**Provided records:**
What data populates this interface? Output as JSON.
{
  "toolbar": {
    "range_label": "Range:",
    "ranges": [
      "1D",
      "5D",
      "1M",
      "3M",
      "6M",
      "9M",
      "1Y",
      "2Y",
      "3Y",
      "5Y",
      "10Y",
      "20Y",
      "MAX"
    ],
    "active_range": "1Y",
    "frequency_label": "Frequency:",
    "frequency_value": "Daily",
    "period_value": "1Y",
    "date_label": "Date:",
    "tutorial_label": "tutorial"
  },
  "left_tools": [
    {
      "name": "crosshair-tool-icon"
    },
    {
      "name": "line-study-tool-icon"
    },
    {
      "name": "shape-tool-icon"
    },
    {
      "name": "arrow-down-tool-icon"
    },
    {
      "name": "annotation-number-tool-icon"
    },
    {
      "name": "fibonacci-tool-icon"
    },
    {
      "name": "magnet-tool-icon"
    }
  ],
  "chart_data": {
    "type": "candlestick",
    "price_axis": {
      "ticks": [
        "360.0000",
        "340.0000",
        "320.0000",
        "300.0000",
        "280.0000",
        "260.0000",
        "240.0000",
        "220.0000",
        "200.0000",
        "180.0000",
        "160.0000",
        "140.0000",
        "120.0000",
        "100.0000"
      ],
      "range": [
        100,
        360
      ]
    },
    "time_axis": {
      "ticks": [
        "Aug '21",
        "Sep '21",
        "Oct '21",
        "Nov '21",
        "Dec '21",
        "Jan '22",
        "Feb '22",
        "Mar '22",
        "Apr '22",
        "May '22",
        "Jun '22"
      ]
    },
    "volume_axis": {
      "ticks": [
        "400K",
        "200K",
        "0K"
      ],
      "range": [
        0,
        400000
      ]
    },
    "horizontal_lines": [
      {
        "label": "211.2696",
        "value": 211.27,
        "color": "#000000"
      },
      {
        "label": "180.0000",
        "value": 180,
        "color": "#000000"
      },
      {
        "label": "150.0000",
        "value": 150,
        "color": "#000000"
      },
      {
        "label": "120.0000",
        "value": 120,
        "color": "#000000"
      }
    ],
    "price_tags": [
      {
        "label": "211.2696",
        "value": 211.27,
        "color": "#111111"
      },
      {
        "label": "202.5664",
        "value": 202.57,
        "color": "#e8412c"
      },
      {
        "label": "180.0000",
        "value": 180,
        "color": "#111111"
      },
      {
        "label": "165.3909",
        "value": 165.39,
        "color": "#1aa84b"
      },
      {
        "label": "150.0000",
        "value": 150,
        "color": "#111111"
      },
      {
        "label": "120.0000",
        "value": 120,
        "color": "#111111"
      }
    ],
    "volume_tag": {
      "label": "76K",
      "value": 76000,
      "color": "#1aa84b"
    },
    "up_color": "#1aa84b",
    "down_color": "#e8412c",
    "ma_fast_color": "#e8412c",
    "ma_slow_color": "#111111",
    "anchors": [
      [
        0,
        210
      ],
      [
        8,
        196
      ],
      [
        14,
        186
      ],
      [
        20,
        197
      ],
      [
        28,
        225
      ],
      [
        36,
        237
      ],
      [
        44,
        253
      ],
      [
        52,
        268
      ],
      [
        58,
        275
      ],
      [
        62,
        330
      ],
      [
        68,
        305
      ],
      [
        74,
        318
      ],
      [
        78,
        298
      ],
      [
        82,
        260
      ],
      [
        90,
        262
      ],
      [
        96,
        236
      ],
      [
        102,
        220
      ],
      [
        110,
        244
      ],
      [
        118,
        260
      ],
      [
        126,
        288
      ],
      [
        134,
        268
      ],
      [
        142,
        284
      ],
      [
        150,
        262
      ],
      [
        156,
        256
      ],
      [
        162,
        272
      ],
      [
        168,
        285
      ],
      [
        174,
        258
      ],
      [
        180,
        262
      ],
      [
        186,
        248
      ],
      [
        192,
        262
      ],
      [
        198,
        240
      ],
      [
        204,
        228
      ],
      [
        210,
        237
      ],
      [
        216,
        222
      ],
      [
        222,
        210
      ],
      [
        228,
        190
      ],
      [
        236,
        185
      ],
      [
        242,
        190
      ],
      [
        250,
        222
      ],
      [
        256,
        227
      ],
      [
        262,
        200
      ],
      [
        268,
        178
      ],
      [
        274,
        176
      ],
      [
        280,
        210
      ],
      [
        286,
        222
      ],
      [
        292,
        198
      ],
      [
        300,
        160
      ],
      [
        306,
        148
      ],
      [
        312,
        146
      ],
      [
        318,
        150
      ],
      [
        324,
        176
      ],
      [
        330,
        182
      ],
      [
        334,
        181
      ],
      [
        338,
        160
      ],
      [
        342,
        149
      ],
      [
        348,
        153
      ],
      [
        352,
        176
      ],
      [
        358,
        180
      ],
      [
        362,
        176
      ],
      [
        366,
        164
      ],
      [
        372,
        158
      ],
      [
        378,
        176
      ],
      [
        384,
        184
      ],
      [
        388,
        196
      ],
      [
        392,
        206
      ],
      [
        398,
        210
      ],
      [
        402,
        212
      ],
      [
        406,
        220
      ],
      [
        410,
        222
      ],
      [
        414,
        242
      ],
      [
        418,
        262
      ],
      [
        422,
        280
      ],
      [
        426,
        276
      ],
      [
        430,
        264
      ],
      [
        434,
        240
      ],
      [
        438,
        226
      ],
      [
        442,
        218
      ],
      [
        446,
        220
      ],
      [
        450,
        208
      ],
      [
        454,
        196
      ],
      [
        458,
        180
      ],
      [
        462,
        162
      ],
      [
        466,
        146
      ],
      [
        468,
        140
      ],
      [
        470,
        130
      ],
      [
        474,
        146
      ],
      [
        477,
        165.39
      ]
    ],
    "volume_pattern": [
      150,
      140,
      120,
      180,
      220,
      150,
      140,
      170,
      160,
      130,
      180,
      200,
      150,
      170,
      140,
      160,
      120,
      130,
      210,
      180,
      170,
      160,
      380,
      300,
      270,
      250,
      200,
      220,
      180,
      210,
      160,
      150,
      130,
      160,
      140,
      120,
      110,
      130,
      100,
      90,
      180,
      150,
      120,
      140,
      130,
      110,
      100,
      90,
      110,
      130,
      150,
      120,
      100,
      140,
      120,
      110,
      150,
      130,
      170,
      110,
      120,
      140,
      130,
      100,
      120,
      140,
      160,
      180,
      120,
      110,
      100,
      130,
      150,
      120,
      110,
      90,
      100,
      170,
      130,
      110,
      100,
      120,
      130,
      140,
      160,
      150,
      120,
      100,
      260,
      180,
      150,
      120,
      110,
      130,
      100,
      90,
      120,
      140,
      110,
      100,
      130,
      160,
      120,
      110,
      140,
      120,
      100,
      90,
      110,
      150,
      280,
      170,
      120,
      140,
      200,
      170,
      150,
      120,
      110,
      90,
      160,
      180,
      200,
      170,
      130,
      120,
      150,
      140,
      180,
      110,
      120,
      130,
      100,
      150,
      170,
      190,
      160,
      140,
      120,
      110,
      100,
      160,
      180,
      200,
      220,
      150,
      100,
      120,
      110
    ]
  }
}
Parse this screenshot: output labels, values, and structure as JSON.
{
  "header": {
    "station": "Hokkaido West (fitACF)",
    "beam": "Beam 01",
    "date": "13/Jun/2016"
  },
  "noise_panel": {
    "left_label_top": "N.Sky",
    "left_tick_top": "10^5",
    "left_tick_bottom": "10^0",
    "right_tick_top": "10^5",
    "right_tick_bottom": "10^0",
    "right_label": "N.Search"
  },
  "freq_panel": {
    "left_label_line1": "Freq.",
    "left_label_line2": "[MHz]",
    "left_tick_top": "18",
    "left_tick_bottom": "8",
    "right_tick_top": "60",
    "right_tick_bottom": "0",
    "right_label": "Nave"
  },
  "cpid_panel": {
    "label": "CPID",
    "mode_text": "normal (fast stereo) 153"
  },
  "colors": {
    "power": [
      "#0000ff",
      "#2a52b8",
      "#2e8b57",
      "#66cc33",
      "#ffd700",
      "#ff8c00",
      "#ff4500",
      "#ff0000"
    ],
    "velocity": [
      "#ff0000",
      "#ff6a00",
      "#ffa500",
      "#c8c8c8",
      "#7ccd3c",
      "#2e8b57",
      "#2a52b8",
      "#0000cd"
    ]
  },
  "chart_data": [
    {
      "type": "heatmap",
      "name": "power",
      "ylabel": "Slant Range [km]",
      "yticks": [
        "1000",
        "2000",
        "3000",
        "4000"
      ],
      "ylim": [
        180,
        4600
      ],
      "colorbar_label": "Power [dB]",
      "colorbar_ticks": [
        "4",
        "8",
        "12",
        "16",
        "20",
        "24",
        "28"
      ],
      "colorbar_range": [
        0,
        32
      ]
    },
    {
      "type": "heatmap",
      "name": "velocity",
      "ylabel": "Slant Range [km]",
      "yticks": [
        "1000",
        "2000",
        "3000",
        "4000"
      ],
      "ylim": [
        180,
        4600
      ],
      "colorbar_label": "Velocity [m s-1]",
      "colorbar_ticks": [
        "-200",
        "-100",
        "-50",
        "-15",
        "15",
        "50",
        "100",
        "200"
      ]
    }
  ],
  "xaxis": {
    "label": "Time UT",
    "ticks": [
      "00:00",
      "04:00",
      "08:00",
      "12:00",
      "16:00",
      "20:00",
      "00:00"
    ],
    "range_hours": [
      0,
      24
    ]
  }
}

**Set problem:**
Search the data above for the string "name" and copy each line that has it.

**Written solution:**
      "name": "crosshair-tool-icon"
      "name": "line-study-tool-icon"
      "name": "shape-tool-icon"
      "name": "arrow-down-tool-icon"
      "name": "annotation-number-tool-icon"
      "name": "fibonacci-tool-icon"
      "name": "magnet-tool-icon"
      "name": "power",
      "name": "velocity",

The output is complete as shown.